Collected data
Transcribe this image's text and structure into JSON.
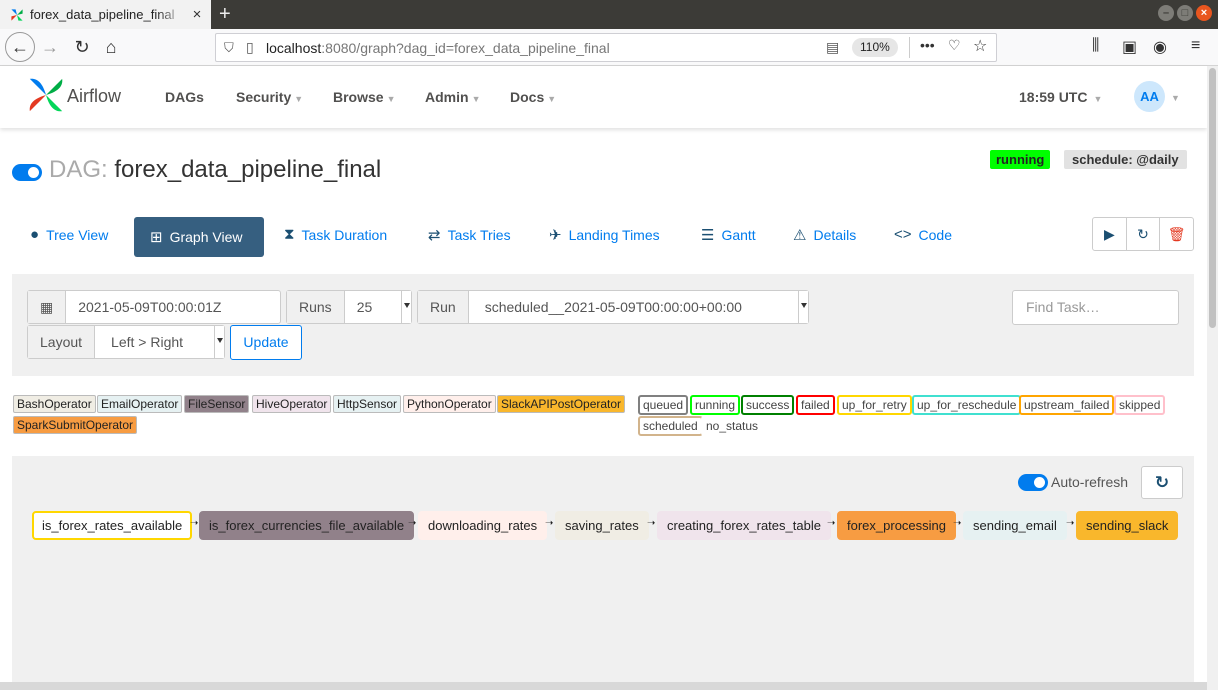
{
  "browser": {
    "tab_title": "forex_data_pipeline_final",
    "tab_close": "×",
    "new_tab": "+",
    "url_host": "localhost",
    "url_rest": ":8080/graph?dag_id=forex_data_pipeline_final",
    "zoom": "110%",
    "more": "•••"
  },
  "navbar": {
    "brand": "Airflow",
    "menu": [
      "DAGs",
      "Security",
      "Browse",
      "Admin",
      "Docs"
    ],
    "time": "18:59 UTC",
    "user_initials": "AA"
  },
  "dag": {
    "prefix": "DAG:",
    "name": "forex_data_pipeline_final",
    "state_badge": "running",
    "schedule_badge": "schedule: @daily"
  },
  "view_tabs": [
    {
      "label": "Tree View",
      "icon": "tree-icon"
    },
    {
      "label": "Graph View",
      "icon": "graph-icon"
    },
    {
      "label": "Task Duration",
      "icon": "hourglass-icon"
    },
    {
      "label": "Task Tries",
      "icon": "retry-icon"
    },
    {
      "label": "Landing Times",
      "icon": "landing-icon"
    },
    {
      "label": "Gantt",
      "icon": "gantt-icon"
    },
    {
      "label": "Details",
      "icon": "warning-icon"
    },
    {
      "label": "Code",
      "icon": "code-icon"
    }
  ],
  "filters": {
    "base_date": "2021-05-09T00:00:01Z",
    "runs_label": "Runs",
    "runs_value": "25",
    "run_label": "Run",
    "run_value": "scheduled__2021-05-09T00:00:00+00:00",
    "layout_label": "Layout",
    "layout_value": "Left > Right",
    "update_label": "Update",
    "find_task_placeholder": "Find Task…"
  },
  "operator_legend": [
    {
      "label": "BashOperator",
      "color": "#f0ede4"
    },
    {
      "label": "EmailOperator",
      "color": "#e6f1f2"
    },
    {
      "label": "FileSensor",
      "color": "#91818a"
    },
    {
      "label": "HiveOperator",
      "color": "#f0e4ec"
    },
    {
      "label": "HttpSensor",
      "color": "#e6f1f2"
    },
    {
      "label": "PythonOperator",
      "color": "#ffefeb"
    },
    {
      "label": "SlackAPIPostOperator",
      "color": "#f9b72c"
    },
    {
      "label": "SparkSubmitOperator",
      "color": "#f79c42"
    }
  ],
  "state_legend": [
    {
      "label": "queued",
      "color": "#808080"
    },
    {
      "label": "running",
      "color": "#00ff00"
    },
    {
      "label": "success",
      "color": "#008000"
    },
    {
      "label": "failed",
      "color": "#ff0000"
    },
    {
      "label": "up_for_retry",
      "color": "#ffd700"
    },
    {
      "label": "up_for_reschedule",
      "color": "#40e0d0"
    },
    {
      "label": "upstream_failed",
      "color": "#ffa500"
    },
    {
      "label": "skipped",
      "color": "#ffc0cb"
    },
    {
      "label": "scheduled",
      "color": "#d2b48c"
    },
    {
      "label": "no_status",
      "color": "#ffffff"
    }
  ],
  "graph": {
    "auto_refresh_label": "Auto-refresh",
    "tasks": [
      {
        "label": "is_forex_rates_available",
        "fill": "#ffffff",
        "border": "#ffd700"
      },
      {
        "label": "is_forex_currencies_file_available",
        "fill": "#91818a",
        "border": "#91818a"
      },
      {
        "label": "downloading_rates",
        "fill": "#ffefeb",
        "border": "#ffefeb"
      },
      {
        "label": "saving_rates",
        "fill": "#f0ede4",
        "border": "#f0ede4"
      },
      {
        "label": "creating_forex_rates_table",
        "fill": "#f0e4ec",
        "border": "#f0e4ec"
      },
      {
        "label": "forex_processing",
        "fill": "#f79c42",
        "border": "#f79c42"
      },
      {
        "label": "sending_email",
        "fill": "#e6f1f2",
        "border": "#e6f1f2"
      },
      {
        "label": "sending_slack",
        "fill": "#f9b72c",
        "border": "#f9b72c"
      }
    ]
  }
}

--

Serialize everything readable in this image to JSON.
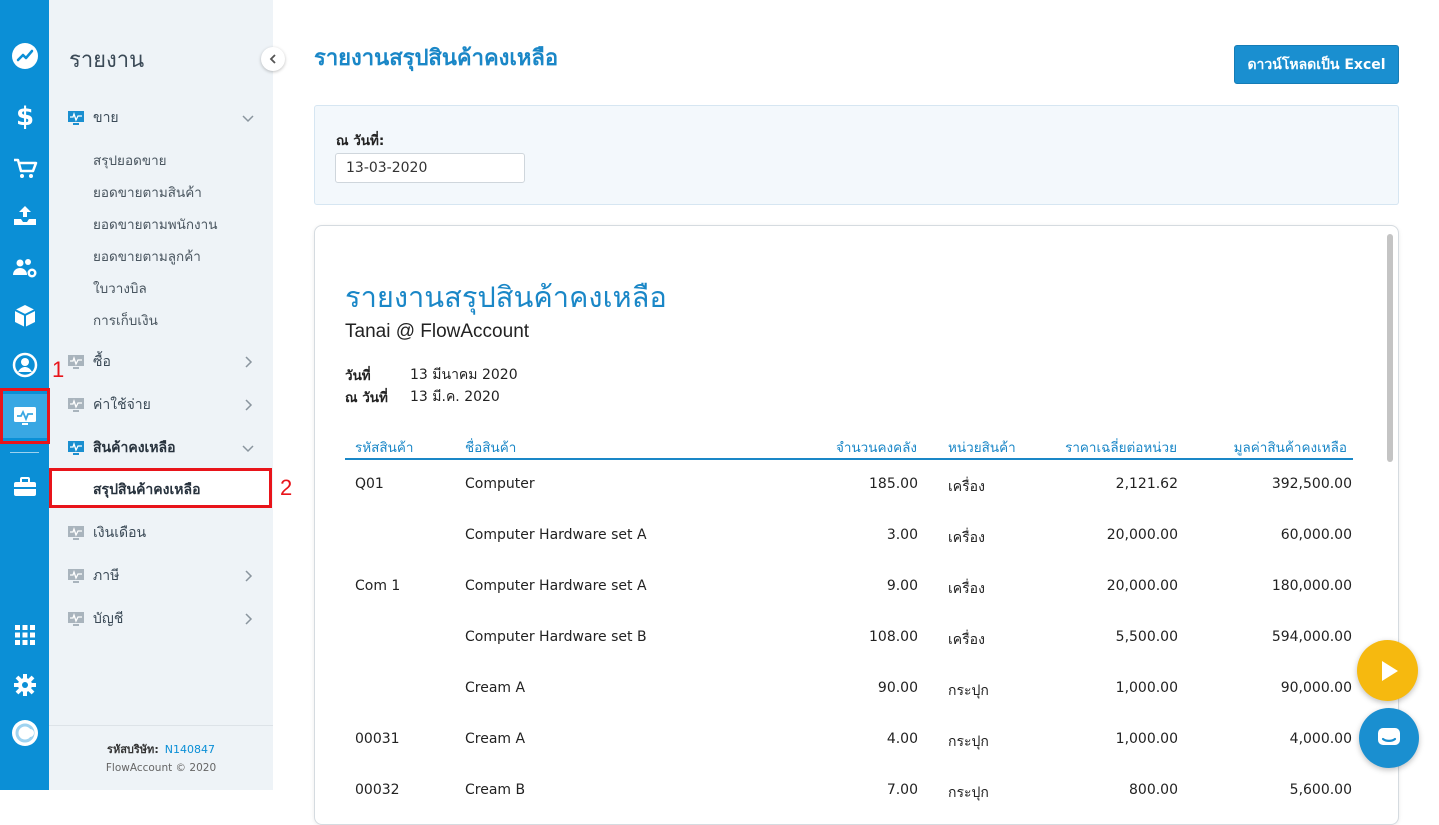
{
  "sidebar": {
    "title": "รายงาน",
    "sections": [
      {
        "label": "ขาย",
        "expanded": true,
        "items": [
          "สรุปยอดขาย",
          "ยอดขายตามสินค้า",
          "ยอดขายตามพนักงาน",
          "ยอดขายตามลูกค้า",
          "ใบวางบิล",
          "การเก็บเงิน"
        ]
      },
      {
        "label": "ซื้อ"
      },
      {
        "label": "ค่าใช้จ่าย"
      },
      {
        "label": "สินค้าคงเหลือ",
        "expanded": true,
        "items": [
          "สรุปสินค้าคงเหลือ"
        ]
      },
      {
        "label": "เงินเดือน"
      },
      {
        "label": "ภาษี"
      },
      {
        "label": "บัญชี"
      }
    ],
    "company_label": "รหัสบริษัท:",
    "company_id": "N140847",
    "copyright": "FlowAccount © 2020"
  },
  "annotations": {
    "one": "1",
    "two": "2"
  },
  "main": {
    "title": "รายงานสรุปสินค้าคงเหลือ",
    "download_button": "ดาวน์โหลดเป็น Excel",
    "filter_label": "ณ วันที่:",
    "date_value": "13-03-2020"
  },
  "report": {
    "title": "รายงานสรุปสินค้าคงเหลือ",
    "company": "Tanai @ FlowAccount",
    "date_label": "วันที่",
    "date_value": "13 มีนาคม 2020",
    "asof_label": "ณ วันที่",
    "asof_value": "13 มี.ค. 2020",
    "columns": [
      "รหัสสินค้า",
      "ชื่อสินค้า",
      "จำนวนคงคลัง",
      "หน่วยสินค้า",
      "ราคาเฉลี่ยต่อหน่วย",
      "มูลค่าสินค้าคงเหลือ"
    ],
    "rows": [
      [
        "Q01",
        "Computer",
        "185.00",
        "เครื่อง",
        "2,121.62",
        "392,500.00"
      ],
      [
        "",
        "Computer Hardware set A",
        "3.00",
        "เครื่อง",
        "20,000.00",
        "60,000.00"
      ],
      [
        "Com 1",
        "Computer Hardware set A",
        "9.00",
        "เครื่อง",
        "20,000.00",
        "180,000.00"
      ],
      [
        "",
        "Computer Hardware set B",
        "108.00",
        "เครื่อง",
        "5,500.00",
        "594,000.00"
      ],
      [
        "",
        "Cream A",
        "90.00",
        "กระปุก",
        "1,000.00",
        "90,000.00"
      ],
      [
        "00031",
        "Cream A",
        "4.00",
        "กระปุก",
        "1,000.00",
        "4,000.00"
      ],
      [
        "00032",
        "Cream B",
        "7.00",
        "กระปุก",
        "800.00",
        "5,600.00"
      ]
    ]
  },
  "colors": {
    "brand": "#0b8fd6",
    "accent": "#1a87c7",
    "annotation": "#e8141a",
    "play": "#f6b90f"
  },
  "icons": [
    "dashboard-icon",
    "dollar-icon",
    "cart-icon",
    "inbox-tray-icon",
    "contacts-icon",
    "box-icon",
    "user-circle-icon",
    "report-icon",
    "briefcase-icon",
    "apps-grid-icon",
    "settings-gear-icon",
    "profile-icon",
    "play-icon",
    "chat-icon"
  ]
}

* * *

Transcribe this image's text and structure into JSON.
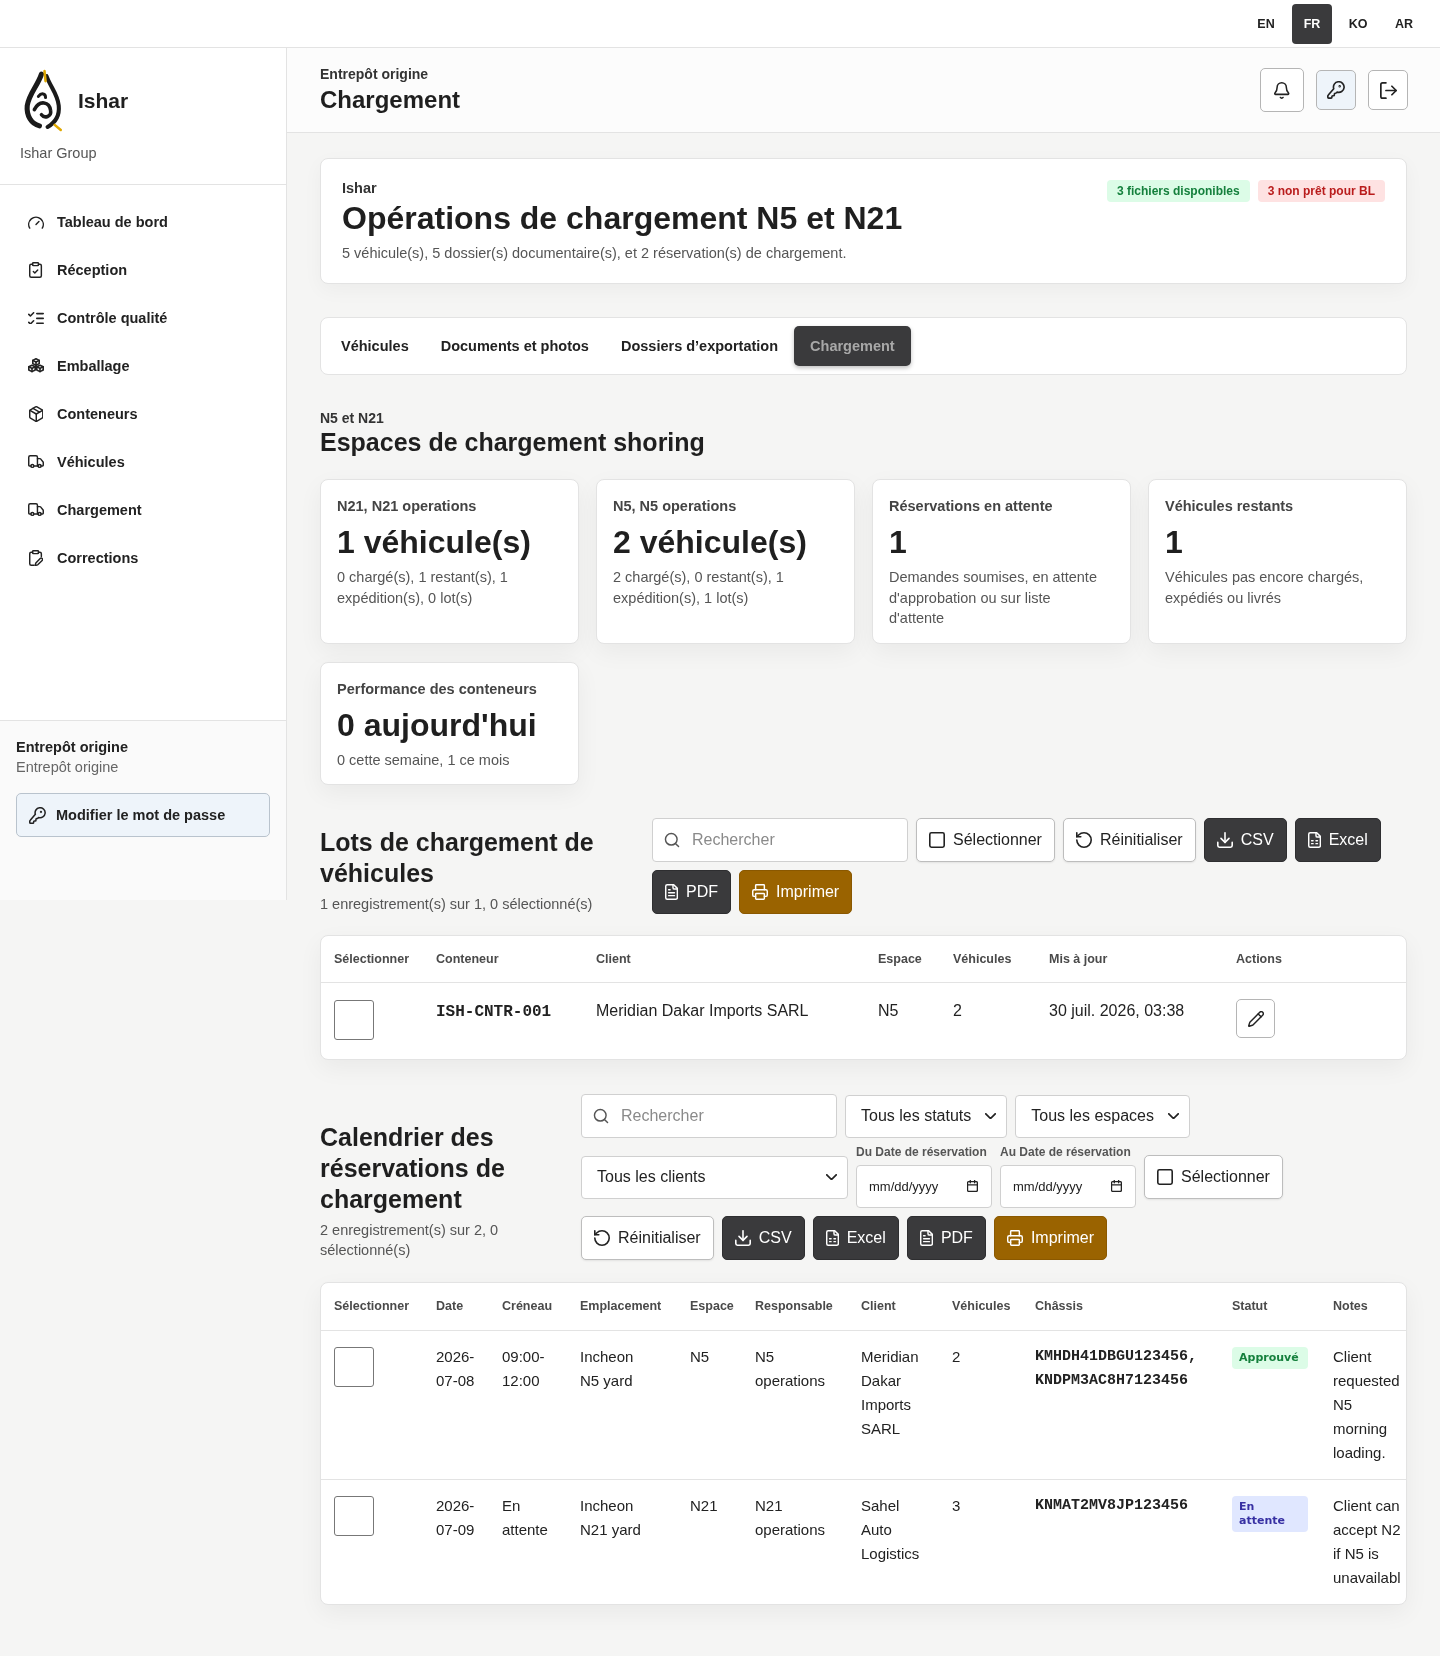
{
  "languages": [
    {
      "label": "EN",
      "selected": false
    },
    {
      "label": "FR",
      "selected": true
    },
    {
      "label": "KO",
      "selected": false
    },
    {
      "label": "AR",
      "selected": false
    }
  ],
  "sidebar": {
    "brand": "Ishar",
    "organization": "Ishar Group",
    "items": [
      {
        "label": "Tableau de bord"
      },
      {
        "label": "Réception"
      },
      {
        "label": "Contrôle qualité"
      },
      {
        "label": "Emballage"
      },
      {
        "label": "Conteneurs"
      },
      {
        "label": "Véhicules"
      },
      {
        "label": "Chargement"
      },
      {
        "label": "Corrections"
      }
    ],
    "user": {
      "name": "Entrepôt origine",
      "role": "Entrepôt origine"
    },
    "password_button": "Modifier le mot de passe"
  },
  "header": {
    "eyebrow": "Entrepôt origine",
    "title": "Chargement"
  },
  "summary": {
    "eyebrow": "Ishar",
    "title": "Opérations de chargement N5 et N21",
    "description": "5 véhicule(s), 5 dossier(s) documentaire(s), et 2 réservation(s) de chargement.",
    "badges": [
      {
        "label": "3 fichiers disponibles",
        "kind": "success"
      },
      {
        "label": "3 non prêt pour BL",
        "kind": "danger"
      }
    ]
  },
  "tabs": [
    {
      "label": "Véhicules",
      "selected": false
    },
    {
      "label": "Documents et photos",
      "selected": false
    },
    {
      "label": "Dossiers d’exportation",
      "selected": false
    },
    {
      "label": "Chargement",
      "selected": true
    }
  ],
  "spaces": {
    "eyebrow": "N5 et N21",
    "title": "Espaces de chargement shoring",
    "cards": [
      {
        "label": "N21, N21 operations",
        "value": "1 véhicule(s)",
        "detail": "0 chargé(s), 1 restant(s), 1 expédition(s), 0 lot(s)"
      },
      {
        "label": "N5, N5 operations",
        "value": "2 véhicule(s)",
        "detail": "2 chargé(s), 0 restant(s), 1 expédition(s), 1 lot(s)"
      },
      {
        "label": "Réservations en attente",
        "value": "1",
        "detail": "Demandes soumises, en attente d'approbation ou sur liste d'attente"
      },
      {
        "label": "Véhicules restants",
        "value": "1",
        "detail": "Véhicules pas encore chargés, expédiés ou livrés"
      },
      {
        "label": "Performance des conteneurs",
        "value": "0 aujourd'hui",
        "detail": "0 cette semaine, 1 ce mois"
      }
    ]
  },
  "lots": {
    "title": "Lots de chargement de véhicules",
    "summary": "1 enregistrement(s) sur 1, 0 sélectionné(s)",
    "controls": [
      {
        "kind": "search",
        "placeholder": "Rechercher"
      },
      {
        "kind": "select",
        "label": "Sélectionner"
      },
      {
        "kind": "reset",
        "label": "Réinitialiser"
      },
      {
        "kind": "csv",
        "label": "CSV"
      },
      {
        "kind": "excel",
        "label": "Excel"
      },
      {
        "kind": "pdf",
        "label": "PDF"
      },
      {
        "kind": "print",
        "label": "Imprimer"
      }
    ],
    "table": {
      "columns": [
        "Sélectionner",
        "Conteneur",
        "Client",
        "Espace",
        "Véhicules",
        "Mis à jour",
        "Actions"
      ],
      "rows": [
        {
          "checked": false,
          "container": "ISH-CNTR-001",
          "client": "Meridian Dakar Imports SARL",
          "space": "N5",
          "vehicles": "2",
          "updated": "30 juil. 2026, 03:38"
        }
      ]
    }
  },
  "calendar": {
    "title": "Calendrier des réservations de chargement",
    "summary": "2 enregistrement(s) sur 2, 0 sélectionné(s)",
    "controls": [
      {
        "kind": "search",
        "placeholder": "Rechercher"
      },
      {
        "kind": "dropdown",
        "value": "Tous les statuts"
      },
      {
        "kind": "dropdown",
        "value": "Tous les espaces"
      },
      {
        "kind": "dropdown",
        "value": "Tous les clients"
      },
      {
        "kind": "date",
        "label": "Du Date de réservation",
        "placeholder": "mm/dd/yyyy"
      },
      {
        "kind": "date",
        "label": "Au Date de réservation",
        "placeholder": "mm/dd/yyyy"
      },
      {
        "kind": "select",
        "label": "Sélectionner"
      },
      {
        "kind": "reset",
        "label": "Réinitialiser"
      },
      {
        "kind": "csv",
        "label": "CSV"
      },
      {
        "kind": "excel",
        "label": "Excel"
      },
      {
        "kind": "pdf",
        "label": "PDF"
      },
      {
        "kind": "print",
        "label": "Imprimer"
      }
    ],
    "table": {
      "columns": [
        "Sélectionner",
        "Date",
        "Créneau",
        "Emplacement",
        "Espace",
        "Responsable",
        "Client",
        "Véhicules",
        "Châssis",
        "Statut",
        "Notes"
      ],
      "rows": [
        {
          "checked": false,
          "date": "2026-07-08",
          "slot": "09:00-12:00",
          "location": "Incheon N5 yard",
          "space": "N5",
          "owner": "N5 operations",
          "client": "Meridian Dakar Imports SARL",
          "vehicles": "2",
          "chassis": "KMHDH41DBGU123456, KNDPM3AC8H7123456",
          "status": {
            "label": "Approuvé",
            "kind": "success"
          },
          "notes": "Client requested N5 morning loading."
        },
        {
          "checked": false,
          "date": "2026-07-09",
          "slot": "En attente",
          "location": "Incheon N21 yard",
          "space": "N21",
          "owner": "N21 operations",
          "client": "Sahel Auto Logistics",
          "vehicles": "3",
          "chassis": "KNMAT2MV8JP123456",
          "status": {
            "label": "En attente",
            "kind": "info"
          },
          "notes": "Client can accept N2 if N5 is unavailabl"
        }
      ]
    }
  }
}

[GIVEN REQUEST] Look over the listing. Pull out every line with the string "operations" in it.

[SOLUTION FOR THIS PROBLEM]
        "label": "N21, N21 operations",
        "label": "N5, N5 operations",
          "owner": "N5 operations",
          "owner": "N21 operations",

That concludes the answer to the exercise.